Stated problem
In the records below, pick out all lines containing the word "CGIBS".

Supplied material

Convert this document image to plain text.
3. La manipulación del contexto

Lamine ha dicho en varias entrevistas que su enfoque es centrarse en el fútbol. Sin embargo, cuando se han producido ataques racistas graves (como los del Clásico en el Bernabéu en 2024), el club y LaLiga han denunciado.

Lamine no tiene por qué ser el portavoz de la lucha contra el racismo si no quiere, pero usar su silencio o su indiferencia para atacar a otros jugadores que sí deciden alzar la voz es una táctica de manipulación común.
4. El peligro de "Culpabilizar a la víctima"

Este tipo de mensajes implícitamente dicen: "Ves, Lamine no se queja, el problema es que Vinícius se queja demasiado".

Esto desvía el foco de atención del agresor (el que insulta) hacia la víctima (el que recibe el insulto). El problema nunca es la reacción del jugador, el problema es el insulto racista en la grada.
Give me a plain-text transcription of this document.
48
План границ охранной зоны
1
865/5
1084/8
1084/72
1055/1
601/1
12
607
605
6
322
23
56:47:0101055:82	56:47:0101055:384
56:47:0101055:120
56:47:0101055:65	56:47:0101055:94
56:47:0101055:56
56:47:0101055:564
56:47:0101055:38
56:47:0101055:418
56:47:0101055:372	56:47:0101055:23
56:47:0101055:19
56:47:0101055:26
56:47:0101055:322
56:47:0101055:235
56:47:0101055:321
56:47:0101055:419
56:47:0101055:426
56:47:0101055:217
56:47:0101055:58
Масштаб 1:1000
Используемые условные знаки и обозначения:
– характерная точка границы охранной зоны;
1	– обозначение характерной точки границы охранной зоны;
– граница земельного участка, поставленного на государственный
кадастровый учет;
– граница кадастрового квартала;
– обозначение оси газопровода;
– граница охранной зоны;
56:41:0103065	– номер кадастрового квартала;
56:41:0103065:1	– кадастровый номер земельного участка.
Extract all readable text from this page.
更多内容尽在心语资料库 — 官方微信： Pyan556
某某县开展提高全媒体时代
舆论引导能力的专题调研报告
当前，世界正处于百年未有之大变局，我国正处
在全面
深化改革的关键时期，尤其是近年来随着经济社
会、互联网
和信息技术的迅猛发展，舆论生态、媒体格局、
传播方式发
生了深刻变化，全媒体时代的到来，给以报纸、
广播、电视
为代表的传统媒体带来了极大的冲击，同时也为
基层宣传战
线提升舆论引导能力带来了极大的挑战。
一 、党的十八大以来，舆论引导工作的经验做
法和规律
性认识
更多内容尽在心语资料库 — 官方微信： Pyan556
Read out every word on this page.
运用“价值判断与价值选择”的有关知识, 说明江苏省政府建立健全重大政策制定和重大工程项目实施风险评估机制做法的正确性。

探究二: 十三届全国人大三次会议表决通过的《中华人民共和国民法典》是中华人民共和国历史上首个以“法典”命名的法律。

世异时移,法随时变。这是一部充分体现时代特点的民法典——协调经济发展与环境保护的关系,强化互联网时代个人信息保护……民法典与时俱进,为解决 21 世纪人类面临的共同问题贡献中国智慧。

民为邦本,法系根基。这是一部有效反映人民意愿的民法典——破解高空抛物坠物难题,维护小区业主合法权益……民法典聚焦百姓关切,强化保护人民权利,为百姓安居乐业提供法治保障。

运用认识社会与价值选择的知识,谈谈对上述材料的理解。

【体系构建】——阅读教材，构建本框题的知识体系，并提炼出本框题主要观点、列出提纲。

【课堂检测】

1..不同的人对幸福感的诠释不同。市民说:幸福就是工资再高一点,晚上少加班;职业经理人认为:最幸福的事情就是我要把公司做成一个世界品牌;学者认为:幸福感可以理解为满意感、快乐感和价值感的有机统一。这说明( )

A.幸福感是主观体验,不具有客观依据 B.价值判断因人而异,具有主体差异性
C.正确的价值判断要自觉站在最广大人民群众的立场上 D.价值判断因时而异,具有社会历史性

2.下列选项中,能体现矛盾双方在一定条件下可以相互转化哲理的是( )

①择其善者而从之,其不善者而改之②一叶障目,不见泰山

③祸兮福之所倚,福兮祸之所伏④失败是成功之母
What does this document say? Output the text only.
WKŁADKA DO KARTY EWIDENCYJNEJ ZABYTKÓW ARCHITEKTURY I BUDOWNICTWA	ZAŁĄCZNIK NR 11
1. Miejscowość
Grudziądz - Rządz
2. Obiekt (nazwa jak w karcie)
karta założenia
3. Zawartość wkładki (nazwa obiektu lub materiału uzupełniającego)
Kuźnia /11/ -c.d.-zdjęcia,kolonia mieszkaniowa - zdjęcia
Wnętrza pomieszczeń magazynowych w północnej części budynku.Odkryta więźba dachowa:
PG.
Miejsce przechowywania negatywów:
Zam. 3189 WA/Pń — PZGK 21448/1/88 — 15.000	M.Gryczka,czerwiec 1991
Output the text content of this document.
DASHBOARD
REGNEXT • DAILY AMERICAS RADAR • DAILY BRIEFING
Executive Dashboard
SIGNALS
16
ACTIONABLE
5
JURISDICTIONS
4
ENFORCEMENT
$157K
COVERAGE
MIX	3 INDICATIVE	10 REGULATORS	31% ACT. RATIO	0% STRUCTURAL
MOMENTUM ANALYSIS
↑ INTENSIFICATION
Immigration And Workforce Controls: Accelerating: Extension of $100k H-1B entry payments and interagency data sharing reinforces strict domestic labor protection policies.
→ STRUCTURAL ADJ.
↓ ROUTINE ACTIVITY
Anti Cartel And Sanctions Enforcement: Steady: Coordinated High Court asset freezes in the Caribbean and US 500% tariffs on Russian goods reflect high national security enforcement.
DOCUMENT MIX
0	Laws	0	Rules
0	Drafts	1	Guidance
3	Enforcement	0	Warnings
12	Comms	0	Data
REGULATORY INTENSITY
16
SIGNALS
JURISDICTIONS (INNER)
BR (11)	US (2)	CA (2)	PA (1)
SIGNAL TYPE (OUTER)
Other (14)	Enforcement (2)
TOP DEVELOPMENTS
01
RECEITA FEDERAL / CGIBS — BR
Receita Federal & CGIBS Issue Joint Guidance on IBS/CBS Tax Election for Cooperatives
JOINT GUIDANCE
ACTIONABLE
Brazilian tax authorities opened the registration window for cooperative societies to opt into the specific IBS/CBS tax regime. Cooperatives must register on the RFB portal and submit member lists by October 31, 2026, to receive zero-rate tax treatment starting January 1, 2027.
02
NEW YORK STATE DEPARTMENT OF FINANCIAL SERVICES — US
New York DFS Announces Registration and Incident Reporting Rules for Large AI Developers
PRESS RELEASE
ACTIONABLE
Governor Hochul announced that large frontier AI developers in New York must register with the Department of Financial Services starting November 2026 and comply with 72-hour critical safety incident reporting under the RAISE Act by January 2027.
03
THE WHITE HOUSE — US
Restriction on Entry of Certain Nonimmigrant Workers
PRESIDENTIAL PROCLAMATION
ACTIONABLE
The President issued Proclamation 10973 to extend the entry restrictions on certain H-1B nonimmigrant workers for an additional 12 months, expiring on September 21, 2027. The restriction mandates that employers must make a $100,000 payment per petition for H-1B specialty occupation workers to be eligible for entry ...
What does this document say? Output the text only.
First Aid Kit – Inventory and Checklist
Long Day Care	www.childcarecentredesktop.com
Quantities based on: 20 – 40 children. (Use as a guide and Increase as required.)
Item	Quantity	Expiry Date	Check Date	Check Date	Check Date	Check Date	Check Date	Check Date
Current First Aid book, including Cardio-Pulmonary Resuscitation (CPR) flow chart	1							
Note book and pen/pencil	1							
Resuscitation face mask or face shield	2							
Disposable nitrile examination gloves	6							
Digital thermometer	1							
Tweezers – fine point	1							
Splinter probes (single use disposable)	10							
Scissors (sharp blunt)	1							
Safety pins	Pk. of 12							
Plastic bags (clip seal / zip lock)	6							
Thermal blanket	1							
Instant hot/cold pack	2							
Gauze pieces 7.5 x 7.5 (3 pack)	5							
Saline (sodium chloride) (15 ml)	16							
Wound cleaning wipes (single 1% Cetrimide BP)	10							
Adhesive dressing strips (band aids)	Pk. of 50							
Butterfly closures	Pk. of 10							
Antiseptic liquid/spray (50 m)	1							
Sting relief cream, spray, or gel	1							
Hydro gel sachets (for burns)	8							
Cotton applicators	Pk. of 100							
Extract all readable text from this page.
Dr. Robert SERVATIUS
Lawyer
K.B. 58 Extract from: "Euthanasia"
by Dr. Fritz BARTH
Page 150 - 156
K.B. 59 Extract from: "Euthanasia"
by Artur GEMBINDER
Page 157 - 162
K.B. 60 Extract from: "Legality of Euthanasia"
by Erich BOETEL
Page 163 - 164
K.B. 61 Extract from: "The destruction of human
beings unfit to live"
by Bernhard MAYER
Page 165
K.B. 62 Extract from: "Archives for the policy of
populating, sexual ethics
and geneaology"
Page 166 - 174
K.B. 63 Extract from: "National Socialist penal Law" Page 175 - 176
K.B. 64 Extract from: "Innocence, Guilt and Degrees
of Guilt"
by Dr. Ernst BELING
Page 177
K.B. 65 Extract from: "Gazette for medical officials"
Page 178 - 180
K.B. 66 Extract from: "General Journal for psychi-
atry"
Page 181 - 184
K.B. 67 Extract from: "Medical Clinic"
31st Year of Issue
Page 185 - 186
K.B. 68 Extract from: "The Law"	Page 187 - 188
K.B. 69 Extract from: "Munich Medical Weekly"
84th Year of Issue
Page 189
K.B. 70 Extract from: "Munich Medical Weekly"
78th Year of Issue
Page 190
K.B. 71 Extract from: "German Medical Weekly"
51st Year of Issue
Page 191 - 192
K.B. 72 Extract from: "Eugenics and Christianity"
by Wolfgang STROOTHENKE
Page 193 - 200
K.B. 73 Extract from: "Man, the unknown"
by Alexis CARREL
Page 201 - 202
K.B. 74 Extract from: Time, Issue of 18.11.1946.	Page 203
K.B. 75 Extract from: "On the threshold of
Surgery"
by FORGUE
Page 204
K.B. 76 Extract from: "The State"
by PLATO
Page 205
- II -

Result of this task
RECEITA FEDERAL / CGIBS — BR
Receita Federal & CGIBS Issue Joint Guidance on IBS/CBS Tax Election for Cooperatives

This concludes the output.